--- Exercise passage ---

Unleashing Billions at the Speed Of Light; The Story of High-Frequency Traders

Shaurya Khera
Investor’s Handbook
5 min readJul 27, 2023

If you could get your information ten microseconds before any others, what would that do for you?

Ordinarily, we would probably shrug and say “Well, nothing.” Anybody who works in the stock market, however, will by now have been frothing at the mouth; some of them, as said by Brennan Carley, would sell their “grandmothers for a microsecond.”

In the world of high-frequency trading (HFT), microseconds matter. A little too much. The obsession with speed has transformed the stock market into a technological battleground, where the fastest and most sophisticated algorithms compete for supremacy. Exchanges such as the NYSE have transformed from arenas of shouting “buy” and “sell” to cold, heavily guarded server rooms all with the intent of creating the most profit.

NYSE Euronext Data Centre

High Frequency Traders, or HFT firms, are those who manage to send out huge numbers of orders in fractions of a second by essentially front-running the market: pinging little orders of 100 shares or so, in order to be able to see what’s going on. Thus being able to react to market movements before it becomes available to other traders or updated on exchanges.

What enables them to race ahead? Well, one major factor is co-location. In order to be able to compete, HFT firms have to co-locate their trading servers in proximity, usually nearby or within the same building as the exchange’s matching engine; this is why data centers for popular exchanges like the NYSE and Nasdaq have expanded significantly. The matching engine is what essentially matches the buy and sell orders in the market.

--- Data extract ---

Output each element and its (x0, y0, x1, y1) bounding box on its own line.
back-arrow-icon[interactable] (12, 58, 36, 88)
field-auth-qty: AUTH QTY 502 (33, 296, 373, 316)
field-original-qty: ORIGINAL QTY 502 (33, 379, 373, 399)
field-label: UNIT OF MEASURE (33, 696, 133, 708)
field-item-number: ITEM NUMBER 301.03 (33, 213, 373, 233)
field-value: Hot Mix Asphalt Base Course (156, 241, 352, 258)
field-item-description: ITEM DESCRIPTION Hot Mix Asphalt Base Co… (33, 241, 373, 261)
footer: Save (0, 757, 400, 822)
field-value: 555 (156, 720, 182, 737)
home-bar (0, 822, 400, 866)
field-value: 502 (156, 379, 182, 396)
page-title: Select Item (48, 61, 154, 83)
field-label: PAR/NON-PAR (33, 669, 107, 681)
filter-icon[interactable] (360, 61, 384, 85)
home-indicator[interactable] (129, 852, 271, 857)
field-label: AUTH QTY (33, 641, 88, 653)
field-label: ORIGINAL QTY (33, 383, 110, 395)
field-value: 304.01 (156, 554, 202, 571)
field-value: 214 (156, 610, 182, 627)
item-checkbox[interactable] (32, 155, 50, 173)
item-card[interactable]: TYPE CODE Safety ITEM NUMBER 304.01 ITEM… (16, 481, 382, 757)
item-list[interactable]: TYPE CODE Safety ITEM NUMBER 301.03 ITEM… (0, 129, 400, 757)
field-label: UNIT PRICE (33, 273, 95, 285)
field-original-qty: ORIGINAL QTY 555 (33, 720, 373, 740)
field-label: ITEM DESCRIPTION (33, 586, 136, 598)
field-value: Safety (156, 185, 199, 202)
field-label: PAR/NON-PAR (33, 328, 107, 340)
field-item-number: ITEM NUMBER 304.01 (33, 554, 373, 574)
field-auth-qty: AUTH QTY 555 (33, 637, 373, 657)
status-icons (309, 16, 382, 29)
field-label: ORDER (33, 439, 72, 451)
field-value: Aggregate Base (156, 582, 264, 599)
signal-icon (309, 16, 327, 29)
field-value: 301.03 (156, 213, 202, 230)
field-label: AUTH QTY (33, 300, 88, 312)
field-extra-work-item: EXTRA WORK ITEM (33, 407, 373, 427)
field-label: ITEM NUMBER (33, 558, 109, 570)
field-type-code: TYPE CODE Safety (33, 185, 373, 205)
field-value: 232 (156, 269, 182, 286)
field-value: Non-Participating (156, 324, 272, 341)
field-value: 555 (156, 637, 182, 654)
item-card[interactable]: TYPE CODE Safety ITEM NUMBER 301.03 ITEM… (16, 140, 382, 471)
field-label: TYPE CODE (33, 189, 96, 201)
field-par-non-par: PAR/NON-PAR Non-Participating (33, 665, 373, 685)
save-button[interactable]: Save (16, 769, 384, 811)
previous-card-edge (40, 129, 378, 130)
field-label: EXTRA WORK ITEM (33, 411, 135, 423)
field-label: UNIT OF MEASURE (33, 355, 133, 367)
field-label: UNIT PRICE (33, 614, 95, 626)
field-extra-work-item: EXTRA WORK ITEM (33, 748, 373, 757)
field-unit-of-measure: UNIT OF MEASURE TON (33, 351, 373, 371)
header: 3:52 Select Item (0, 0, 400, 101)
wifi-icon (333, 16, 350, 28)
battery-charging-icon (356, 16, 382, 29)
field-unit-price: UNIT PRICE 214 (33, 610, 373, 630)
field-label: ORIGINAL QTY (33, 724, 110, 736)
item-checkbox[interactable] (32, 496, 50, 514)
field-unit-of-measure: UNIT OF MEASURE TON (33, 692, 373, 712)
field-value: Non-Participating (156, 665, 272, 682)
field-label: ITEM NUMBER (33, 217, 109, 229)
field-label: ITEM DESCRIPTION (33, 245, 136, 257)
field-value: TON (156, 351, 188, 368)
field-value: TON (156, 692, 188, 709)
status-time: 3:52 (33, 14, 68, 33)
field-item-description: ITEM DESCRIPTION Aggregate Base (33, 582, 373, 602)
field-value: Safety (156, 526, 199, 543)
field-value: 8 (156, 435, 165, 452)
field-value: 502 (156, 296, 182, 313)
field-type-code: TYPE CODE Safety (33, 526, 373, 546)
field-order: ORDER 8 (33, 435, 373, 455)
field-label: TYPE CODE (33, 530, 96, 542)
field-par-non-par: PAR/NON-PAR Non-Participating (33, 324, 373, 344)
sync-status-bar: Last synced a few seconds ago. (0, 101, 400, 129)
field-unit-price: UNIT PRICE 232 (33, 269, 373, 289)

---

### Your tasks
a - Translate this sentence from the high-frequency trading article into Spanish: "The matching engine is what essentially matches the buy and sell orders in the market."
b - Please summarize the high-frequency trading article in two sentences.
c - Continue the high-frequency trading article from the point where it stops.
The listing has no connection to the high-frequency trading article.

### Exercise responses
a - El motor de emparejamiento es lo que, esencialmente, empareja las órdenes de compra y venta en el mercado.

b - In high-frequency trading, microseconds matter, and the obsession with speed has turned exchanges such as the NYSE into technological battlegrounds of guarded server rooms where algorithms compete. HFT firms send out huge numbers of small orders in fractions of a second to see what is going on and react before other traders, and they gain speed largely by co-locating their servers near or within the same building as the exchange's matching engine.

c -
Besides this and having colossal technological advantages over ordinary trading systems, HFT firms are able to utilize PFOF or Payment For Order Flow to their advantage (note: this practice is banned in Canada and the UK). This practice means that banks are paid to route their orders through market makers, such as HFT firms. While it benefits brokerage firms that they’re being paid to make business and thus have to pass on less cost to their retail customers, high-frequency traders are able to gain insight into retail order flow and learn how different brokers behave. This entire process is usually kept under wraps, as companies are not required to provide explicit details to retail investors under the current regulations.

Let’s talk about three strategies that HFT firms have historically used:

Rebate Arbitrage: This strategy is one of the simplest; High Frequency Traders purchase stock on an exchange that pays them to be a taker, and then turn around and sell that stock at the exact same price on another exchange that pays them to be a maker.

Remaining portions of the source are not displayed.